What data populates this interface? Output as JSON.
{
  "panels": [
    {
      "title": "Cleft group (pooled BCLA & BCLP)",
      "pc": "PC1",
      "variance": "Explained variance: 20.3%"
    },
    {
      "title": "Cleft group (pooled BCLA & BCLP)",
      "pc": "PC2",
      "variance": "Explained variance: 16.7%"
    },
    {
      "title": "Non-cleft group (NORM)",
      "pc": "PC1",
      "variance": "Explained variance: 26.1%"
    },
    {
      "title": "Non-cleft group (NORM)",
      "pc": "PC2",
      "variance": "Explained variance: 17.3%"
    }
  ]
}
* * *
### What to do
Repeat the data verbatim.

### Response to the task
What data populates this interface? Output as JSON.
{
  "panels": [
    {
      "title": "Cleft group (pooled BCLA & BCLP)",
      "pc": "PC1",
      "variance": "Explained variance: 20.3%"
    },
    {
      "title": "Cleft group (pooled BCLA & BCLP)",
      "pc": "PC2",
      "variance": "Explained variance: 16.7%"
    },
    {
      "title": "Non-cleft group (NORM)",
      "pc": "PC1",
      "variance": "Explained variance: 26.1%"
    },
    {
      "title": "Non-cleft group (NORM)",
      "pc": "PC2",
      "variance": "Explained variance: 17.3%"
    }
  ]
}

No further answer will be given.